**Página:**
Permítanme ahora parafrasear al amargaviudas de Nietzsche. Decía el filósofo alemán que lo único que valía la pena de los ingleses son las piernas de sus mujeres. Es cierto que dos de las mujeres más bellas del mundo son inglesas: Diana Rigg y Helen Mirren —aunque ésta es de origen ruso, todo sea dicho—. Nietzsche decía, también, que los ingleses cuando hablan con una persona de otro país y no lo entienden, lo que hacen es hablar inglés más alto. El perfecto inglés no se molesta en aprender otros idiomas porque cree que su lengua es chachi piruli cuando en realidad es de origen germánico, como su casa real, que lo de Windsor se lo inventaron en la Gran Guerra porque lo de Casa de Sajonia-Coburgo-Gotha sonaba a kartoffeln.

**Datos aportados:**
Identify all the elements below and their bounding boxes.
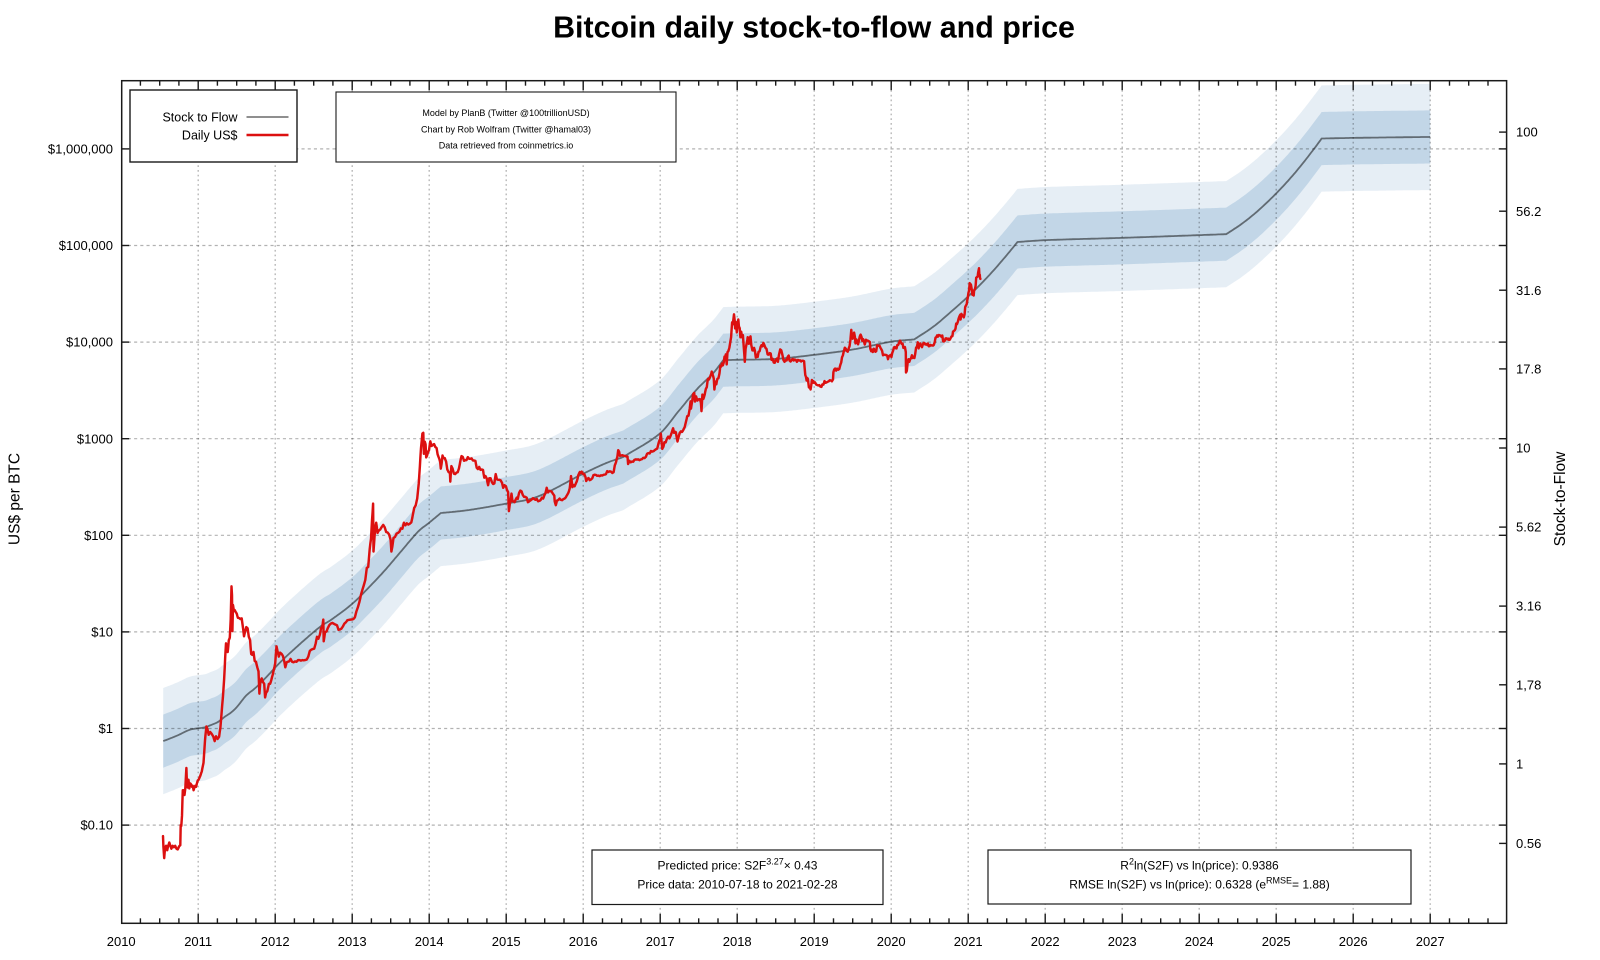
svg-text:RMSE ln(S2F) vs ln(price): 0.6: RMSE ln(S2F) vs ln(price): 0.6328 (eRMSE… <box>1069 876 1329 892</box>
svg-text:10: 10 <box>1516 441 1530 456</box>
svg-text:2017: 2017 <box>646 934 675 949</box>
svg-text:Stock to Flow: Stock to Flow <box>162 110 238 124</box>
svg-text:$1,000,000: $1,000,000 <box>48 142 113 157</box>
svg-text:2021: 2021 <box>954 934 983 949</box>
svg-text:2024: 2024 <box>1185 934 1214 949</box>
svg-text:2026: 2026 <box>1339 934 1368 949</box>
svg-text:Price data: 2010-07-18 to 2021: Price data: 2010-07-18 to 2021-02-28 <box>637 878 837 892</box>
svg-text:3.16: 3.16 <box>1516 599 1541 614</box>
svg-text:$10,000: $10,000 <box>66 335 113 350</box>
svg-text:Model by PlanB (Twitter @100tr: Model by PlanB (Twitter @100trillionUSD) <box>422 108 589 118</box>
svg-text:1: 1 <box>1516 757 1523 772</box>
svg-text:Predicted price: S2F3.27× 0.43: Predicted price: S2F3.27× 0.43 <box>658 857 818 873</box>
svg-text:31.6: 31.6 <box>1516 283 1541 298</box>
svg-text:Stock-to-Flow: Stock-to-Flow <box>1552 451 1569 547</box>
svg-text:2020: 2020 <box>877 934 906 949</box>
svg-text:56.2: 56.2 <box>1516 204 1541 219</box>
svg-text:2012: 2012 <box>261 934 290 949</box>
svg-text:$1: $1 <box>99 721 113 736</box>
svg-text:R2ln(S2F) vs ln(price): 0.9386: R2ln(S2F) vs ln(price): 0.9386 <box>1120 857 1279 873</box>
svg-text:2023: 2023 <box>1108 934 1137 949</box>
svg-text:2015: 2015 <box>492 934 521 949</box>
svg-text:1,78: 1,78 <box>1516 677 1541 692</box>
svg-text:$100: $100 <box>84 528 113 543</box>
svg-text:0.56: 0.56 <box>1516 836 1541 851</box>
svg-text:$1000: $1000 <box>77 431 113 446</box>
svg-text:2018: 2018 <box>723 934 752 949</box>
svg-text:Daily US$: Daily US$ <box>182 128 238 142</box>
svg-text:100: 100 <box>1516 125 1538 140</box>
svg-text:2010: 2010 <box>107 934 136 949</box>
svg-text:2013: 2013 <box>338 934 367 949</box>
svg-text:2019: 2019 <box>800 934 829 949</box>
svg-text:Bitcoin daily stock-to-flow an: Bitcoin daily stock-to-flow and price <box>553 11 1075 45</box>
svg-text:2025: 2025 <box>1262 934 1291 949</box>
svg-text:$10: $10 <box>91 625 113 640</box>
svg-text:5.62: 5.62 <box>1516 520 1541 535</box>
svg-text:2022: 2022 <box>1031 934 1060 949</box>
svg-text:Data retrieved from coinmetric: Data retrieved from coinmetrics.io <box>439 141 574 151</box>
svg-text:Chart by Rob Wolfram (Twitter: Chart by Rob Wolfram (Twitter @hamal03) <box>421 125 591 135</box>
svg-text:2011: 2011 <box>184 934 212 949</box>
svg-text:17.8: 17.8 <box>1516 362 1541 377</box>
svg-text:$100,000: $100,000 <box>59 238 113 253</box>
svg-text:US$ per BTC: US$ per BTC <box>7 453 24 545</box>
svg-text:$0.10: $0.10 <box>80 818 113 833</box>
svg-text:2027: 2027 <box>1416 934 1445 949</box>
svg-text:2014: 2014 <box>415 934 444 949</box>
svg-text:2016: 2016 <box>569 934 598 949</box>
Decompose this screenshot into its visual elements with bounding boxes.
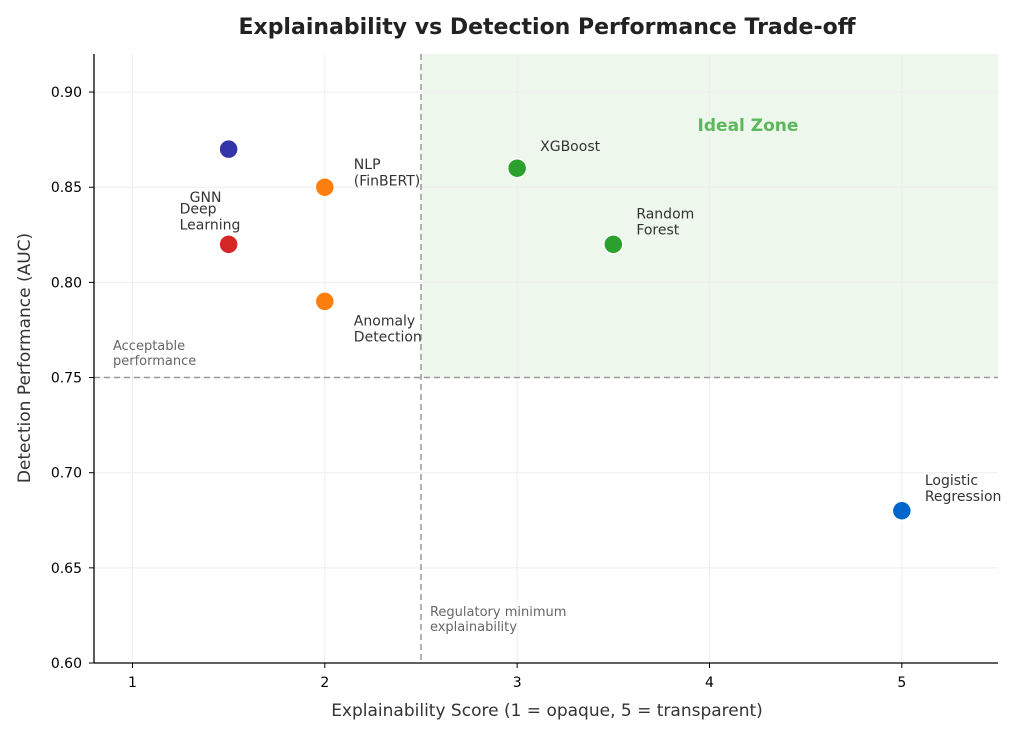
y-tick-label: 0.75 — [51, 371, 82, 387]
point-label-line: Detection — [354, 330, 422, 346]
x-tick-label: 4 — [705, 675, 714, 691]
y-tick-label: 0.70 — [51, 466, 82, 482]
regulatory-minimum-label: Regulatory minimum explainability — [430, 605, 566, 635]
point-label-line: XGBoost — [540, 139, 600, 155]
point-label: Random Forest — [636, 206, 694, 238]
data-point — [314, 291, 336, 312]
acceptable-performance-label-line: performance — [113, 354, 196, 369]
point-label: Logistic Regression — [925, 473, 1002, 505]
ideal-zone-label: Ideal Zone — [698, 116, 799, 136]
x-tick-label: 2 — [320, 675, 329, 691]
point-label-line: Forest — [636, 222, 679, 238]
regulatory-minimum-label-line: Regulatory minimum — [430, 605, 566, 620]
chart-title: Explainability vs Detection Performance … — [238, 15, 856, 40]
data-point — [218, 138, 239, 160]
data-point — [891, 500, 913, 521]
point-label: Anomaly Detection — [354, 313, 422, 345]
point-label-line: GNN — [190, 190, 222, 206]
point-label-line: Regression — [925, 489, 1002, 505]
x-axis-label: Explainability Score (1 = opaque, 5 = tr… — [331, 701, 763, 721]
acceptable-performance-label-line: Acceptable — [113, 339, 185, 354]
point-label: NLP (FinBERT) — [354, 157, 420, 189]
data-point — [603, 234, 624, 255]
point-label-line: Learning — [180, 217, 241, 233]
data-point — [506, 157, 528, 179]
point-label: GNN — [190, 190, 222, 206]
regulatory-minimum-label-line: explainability — [430, 620, 517, 635]
point-label-line: NLP — [354, 157, 381, 173]
x-tick-label: 3 — [513, 675, 522, 691]
point-label-line: (FinBERT) — [354, 173, 420, 189]
data-point — [218, 234, 239, 255]
y-tick-label: 0.65 — [51, 561, 82, 577]
point-label-line: Deep — [180, 201, 217, 217]
point-label-line: Logistic — [925, 473, 978, 489]
point-label-line: Random — [636, 206, 694, 222]
y-tick-label: 0.90 — [51, 85, 82, 101]
y-axis-label: Detection Performance (AUC) — [15, 233, 35, 483]
point-label: Deep Learning — [180, 201, 241, 233]
point-label-line: Anomaly — [354, 313, 415, 329]
data-point — [314, 176, 336, 198]
y-tick-label: 0.60 — [51, 656, 82, 672]
x-tick-label: 1 — [128, 675, 137, 691]
y-tick-label: 0.85 — [51, 180, 82, 196]
y-tick-label: 0.80 — [51, 275, 82, 291]
x-tick-label: 5 — [897, 675, 906, 691]
point-label: XGBoost — [540, 139, 600, 155]
acceptable-performance-label: Acceptable performance — [113, 339, 196, 369]
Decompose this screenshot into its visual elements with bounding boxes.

**Tareas:**
[1] Resume en dos oraciones el fragmento sobre los ingleses.
[2] Contesta estas preguntas sobre el fragmento sobre los ingleses:
(a) ¿Qué dos mujeres se mencionan como de las más bellas del mundo?
(b) Según Nietzsche, ¿qué hacen los ingleses cuando no entienden a una persona de otro país?
(c) ¿En qué momento se inventó el nombre de Windsor?
[3] Retoma, por favor, el fragmento sobre los ingleses y continúalo a partir de su última oración.
El listado procede de otra fuente.

**Respuestas:**
[1] El fragmento parafrasea a Nietzsche, que decía que lo único valioso de los ingleses eran las piernas de sus mujeres y que, cuando no entienden a alguien de otro país, hablan inglés más alto. Añade que el inglés perfecto no aprende otros idiomas porque cree superior su lengua, aunque es de origen germánico como su casa real, cuyo nombre de Windsor se inventó en la Gran Guerra.

[2]
(a) Diana Rigg y Helen Mirren.
(b) Hablan inglés más alto.
(c) En la Gran Guerra.

[3]
El deporte tampoco es lo suyo. O juegan a cosas de gente floja como el criquet o se rompen las narices en el rugby. No tienen término medio. Creen que inventaron el futbol, cosa que pongo en duda al ver como lo entienden hoy. Para el buen inglés el futbol es dejar a la mujer cuidando de la prole en casa para irse al pub a ponerse tibio de pintas y acabar inflándose a hostias con todo lo que se mueve. Luego, si hay goles o no, eso ya es otra cosa.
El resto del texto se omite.